* [EXERCISE GOAL]:
Extract every line that includes the string "name".

__________

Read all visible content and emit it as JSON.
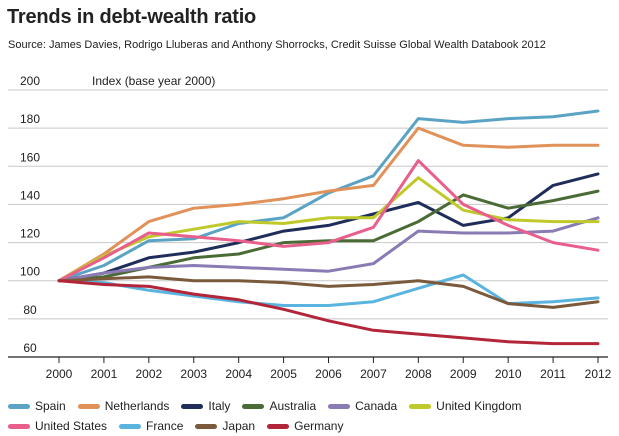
{
  "chart_data": {
    "type": "line",
    "title": "Trends in debt-wealth ratio",
    "subtitle": "Source: James Davies, Rodrigo Lluberas and Anthony Shorrocks, Credit Suisse Global Wealth Databook 2012",
    "ylabel": "Index (base year 2000)",
    "xlabel": "",
    "ylim": [
      60,
      200
    ],
    "yticks": [
      60,
      80,
      100,
      120,
      140,
      160,
      180,
      200
    ],
    "grid": true,
    "legend_position": "bottom",
    "x": [
      "2000",
      "2001",
      "2002",
      "2003",
      "2004",
      "2005",
      "2006",
      "2007",
      "2008",
      "2009",
      "2010",
      "2011",
      "2012"
    ],
    "series": [
      {
        "name": "Spain",
        "color": "#5aa3c4",
        "values": [
          100,
          108,
          121,
          122,
          130,
          133,
          146,
          155,
          185,
          183,
          185,
          186,
          189
        ]
      },
      {
        "name": "Netherlands",
        "color": "#e0925a",
        "values": [
          100,
          114,
          131,
          138,
          140,
          143,
          147,
          150,
          180,
          171,
          170,
          171,
          171
        ]
      },
      {
        "name": "Italy",
        "color": "#1f2d5a",
        "values": [
          100,
          104,
          112,
          115,
          120,
          126,
          129,
          135,
          141,
          129,
          133,
          150,
          156
        ]
      },
      {
        "name": "Australia",
        "color": "#4a6b35",
        "values": [
          100,
          102,
          107,
          112,
          114,
          120,
          121,
          121,
          131,
          145,
          138,
          142,
          147
        ]
      },
      {
        "name": "Canada",
        "color": "#8a7bb5",
        "values": [
          100,
          104,
          107,
          108,
          107,
          106,
          105,
          109,
          126,
          125,
          125,
          126,
          133
        ]
      },
      {
        "name": "United Kingdom",
        "color": "#bfc92a",
        "values": [
          100,
          113,
          123,
          127,
          131,
          130,
          133,
          133,
          154,
          137,
          132,
          131,
          131
        ]
      },
      {
        "name": "United States",
        "color": "#e85f8c",
        "values": [
          100,
          112,
          125,
          123,
          121,
          118,
          120,
          128,
          163,
          140,
          129,
          120,
          116
        ]
      },
      {
        "name": "France",
        "color": "#5ab4e0",
        "values": [
          100,
          99,
          95,
          92,
          89,
          87,
          87,
          89,
          96,
          103,
          88,
          89,
          91
        ]
      },
      {
        "name": "Japan",
        "color": "#7a5a3a",
        "values": [
          100,
          101,
          102,
          100,
          100,
          99,
          97,
          98,
          100,
          97,
          88,
          86,
          89
        ]
      },
      {
        "name": "Germany",
        "color": "#b3263a",
        "values": [
          100,
          98,
          97,
          93,
          90,
          85,
          79,
          74,
          72,
          70,
          68,
          67,
          67
        ]
      }
    ]
  }
}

__________

* [EXPECTED OUTPUT]:
        "name": "Spain",
        "name": "Netherlands",
        "name": "Italy",
        "name": "Australia",
        "name": "Canada",
        "name": "United Kingdom",
        "name": "United States",
        "name": "France",
        "name": "Japan",
        "name": "Germany",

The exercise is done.